Problem to work on:
Write out the material exactly, with the pictures left out.

Given data:
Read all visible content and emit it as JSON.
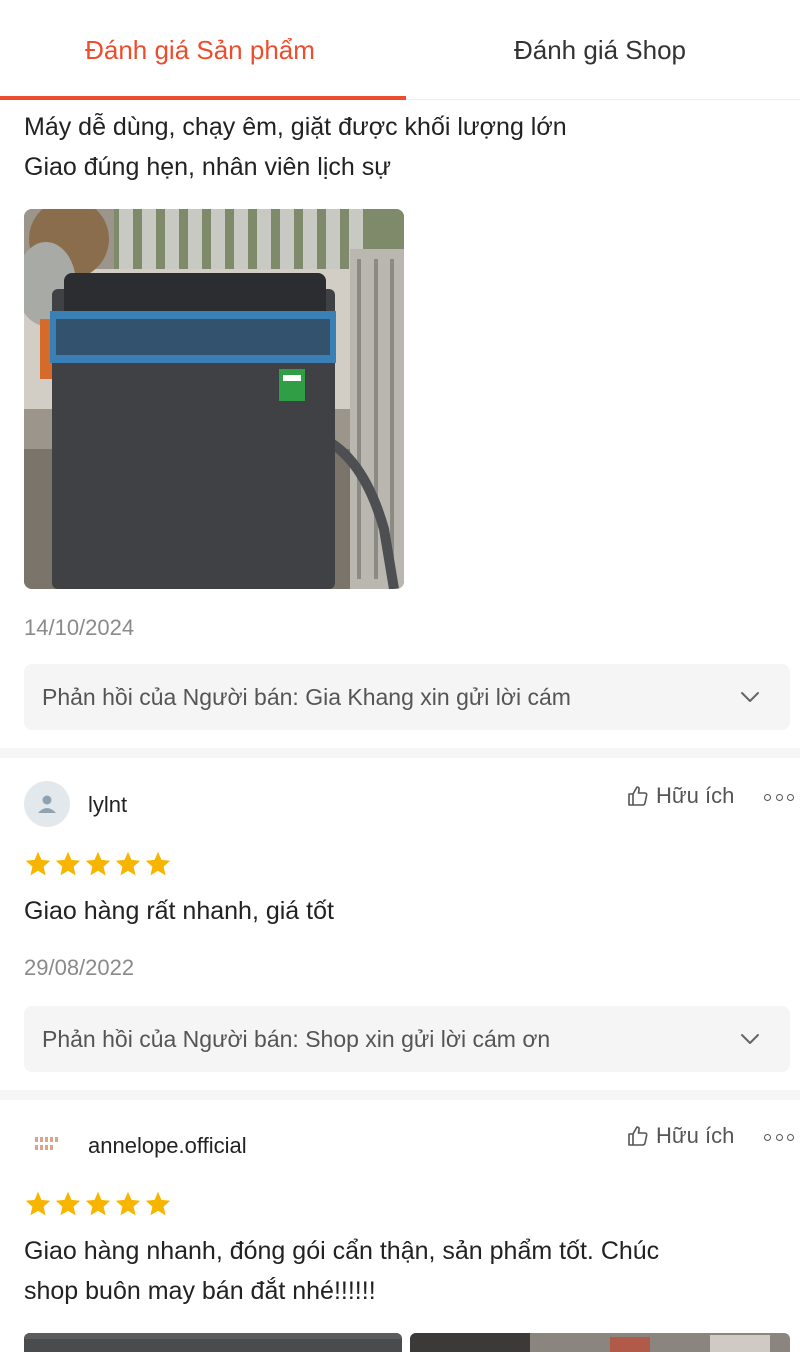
{
  "tabs": {
    "product_reviews": "Đánh giá Sản phẩm",
    "shop_reviews": "Đánh giá Shop"
  },
  "colors": {
    "accent": "#ee4d2d",
    "star": "#f7b500",
    "reply_bg": "#f5f5f5"
  },
  "reviews": [
    {
      "comment_lines": [
        "Máy dễ dùng, chạy êm, giặt được khối lượng lớn",
        "Giao đúng hẹn, nhân viên lịch sự"
      ],
      "photo": "washing-machine-photo",
      "date": "14/10/2024",
      "seller_reply": "Phản hồi của Người bán: Gia Khang xin gửi lời cám"
    },
    {
      "username": "lylnt",
      "helpful_label": "Hữu ích",
      "rating": 5,
      "comment_lines": [
        "Giao hàng rất nhanh, giá tốt"
      ],
      "date": "29/08/2022",
      "seller_reply": "Phản hồi của Người bán: Shop xin gửi lời cám ơn"
    },
    {
      "username": "annelope.official",
      "helpful_label": "Hữu ích",
      "rating": 5,
      "comment_lines": [
        "Giao hàng nhanh, đóng gói cẩn thận, sản phẩm tốt. Chúc",
        "shop buôn may bán đắt nhé!!!!!!"
      ]
    }
  ]
}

Response:
Read all visible content and emit it as JSON.
{
  "tabs": {
    "product_reviews": "Đánh giá Sản phẩm",
    "shop_reviews": "Đánh giá Shop"
  },
  "colors": {
    "accent": "#ee4d2d",
    "star": "#f7b500",
    "reply_bg": "#f5f5f5"
  },
  "reviews": [
    {
      "comment_lines": [
        "Máy dễ dùng, chạy êm, giặt được khối lượng lớn",
        "Giao đúng hẹn, nhân viên lịch sự"
      ],
      "photo": "washing-machine-photo",
      "date": "14/10/2024",
      "seller_reply": "Phản hồi của Người bán: Gia Khang xin gửi lời cám"
    },
    {
      "username": "lylnt",
      "helpful_label": "Hữu ích",
      "rating": 5,
      "comment_lines": [
        "Giao hàng rất nhanh, giá tốt"
      ],
      "date": "29/08/2022",
      "seller_reply": "Phản hồi của Người bán: Shop xin gửi lời cám ơn"
    },
    {
      "username": "annelope.official",
      "helpful_label": "Hữu ích",
      "rating": 5,
      "comment_lines": [
        "Giao hàng nhanh, đóng gói cẩn thận, sản phẩm tốt. Chúc",
        "shop buôn may bán đắt nhé!!!!!!"
      ]
    }
  ]
}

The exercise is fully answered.